- _The exercise_
Provide only the number of lines in the data below that contain the word "this".

- _Exercise material_
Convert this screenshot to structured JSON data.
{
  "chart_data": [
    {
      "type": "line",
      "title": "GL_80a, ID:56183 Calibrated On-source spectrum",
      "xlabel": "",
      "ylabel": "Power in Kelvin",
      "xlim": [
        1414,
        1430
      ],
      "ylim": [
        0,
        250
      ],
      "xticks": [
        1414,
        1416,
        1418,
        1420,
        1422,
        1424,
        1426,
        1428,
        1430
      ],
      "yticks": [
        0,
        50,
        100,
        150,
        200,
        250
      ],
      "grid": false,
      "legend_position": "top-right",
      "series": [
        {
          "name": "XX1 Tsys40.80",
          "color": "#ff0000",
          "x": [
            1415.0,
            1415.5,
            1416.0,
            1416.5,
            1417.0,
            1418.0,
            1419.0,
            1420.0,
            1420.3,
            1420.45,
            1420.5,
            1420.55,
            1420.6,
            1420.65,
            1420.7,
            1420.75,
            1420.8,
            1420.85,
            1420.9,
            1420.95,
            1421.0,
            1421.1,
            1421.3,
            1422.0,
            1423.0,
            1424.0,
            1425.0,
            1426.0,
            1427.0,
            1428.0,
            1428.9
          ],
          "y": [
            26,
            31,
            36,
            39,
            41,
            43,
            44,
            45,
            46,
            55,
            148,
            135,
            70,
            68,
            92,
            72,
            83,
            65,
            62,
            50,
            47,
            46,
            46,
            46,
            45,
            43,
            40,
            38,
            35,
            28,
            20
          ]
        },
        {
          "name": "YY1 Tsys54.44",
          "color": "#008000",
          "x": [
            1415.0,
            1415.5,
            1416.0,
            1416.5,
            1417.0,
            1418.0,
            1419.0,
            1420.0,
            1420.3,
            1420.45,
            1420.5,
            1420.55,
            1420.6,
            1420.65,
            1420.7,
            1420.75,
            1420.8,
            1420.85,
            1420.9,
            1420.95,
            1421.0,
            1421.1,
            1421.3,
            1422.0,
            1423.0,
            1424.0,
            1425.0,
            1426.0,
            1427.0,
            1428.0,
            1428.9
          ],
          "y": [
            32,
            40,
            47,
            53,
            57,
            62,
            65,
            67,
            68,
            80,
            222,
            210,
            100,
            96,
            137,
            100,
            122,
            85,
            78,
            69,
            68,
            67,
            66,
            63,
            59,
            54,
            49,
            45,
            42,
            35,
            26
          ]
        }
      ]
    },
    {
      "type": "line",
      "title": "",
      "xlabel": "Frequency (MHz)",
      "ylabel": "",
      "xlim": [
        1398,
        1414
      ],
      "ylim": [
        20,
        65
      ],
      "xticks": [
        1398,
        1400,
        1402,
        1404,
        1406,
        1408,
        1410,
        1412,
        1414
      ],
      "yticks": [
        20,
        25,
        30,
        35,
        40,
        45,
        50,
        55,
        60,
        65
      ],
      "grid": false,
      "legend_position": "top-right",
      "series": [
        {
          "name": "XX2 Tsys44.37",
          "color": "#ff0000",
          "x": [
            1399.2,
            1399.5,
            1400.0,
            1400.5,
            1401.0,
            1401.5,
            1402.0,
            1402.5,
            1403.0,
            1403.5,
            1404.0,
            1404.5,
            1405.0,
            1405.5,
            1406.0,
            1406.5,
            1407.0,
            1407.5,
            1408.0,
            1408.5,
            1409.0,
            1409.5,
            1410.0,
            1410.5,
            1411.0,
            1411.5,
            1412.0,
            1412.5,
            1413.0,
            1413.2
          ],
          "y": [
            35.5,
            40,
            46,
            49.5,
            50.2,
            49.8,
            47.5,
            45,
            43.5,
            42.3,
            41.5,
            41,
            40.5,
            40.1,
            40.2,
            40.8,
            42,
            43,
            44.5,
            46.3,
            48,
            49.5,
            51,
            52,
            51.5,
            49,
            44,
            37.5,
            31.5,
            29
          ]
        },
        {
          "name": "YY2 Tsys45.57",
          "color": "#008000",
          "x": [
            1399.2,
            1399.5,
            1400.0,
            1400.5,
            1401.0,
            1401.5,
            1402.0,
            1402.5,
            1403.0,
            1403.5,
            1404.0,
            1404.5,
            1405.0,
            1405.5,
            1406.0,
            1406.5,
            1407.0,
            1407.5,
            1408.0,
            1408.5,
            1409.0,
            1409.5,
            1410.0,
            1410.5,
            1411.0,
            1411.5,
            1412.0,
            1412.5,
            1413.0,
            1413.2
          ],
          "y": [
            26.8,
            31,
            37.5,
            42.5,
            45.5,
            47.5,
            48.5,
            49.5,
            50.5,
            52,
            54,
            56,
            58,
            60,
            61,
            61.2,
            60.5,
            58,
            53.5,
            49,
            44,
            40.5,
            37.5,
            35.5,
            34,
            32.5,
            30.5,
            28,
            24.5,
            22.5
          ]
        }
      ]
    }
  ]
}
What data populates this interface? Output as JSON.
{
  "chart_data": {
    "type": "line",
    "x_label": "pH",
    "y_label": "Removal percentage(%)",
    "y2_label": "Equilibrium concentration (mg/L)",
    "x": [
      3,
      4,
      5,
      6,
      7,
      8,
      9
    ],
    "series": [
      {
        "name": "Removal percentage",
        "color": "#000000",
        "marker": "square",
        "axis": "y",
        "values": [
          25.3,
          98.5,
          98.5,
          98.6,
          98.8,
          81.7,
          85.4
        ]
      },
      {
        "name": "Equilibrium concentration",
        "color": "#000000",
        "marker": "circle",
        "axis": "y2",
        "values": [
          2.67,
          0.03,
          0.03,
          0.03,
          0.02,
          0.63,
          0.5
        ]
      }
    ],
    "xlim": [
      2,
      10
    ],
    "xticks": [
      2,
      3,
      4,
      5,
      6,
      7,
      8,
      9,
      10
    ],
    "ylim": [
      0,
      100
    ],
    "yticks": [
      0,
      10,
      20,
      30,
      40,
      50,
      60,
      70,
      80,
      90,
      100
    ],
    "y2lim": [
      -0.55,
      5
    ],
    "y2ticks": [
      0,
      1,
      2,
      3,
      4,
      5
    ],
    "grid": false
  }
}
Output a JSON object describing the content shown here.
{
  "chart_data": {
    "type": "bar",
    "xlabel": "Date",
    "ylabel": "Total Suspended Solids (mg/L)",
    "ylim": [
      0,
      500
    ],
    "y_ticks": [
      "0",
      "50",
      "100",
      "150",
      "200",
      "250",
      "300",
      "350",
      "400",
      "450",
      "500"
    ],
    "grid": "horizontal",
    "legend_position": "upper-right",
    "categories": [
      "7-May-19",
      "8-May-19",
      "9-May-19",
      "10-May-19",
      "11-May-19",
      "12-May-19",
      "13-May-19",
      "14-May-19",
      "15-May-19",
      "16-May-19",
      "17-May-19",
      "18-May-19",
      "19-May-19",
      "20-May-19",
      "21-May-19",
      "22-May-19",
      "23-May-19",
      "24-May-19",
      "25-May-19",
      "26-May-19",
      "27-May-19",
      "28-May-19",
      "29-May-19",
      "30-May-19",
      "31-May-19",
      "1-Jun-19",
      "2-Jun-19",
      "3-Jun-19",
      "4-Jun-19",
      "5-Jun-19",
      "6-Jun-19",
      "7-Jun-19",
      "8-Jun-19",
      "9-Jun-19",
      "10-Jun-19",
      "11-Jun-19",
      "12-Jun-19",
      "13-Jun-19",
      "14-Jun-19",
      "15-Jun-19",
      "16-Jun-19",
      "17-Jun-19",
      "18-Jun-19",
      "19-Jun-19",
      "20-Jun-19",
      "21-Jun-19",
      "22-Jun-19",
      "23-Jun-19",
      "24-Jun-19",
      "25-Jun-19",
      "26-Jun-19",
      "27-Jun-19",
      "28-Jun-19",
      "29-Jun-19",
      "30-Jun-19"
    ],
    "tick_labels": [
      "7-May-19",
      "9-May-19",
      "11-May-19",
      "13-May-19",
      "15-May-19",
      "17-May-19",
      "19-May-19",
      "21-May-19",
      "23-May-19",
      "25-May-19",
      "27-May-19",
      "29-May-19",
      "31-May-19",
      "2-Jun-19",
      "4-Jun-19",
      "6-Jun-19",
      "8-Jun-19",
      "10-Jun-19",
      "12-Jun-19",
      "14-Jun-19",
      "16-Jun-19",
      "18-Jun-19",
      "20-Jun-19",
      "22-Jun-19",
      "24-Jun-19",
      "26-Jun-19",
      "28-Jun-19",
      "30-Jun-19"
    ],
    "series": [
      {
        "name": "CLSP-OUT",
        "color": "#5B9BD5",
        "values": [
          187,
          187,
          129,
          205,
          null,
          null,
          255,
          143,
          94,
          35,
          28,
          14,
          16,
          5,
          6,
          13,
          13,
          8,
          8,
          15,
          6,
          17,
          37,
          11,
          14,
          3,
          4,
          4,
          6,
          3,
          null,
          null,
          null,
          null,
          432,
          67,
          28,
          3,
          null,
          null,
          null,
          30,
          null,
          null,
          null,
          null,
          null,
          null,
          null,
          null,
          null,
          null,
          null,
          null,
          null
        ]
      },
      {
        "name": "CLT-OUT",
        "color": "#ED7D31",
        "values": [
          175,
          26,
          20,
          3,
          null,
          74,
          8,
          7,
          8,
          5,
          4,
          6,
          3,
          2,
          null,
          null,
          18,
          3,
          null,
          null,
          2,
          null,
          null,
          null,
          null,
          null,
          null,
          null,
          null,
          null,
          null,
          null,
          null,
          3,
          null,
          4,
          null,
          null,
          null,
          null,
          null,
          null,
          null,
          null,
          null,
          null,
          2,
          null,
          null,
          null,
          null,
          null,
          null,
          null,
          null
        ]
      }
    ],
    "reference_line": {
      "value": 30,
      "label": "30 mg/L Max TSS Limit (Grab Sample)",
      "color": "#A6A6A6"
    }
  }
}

- _Solution below_
2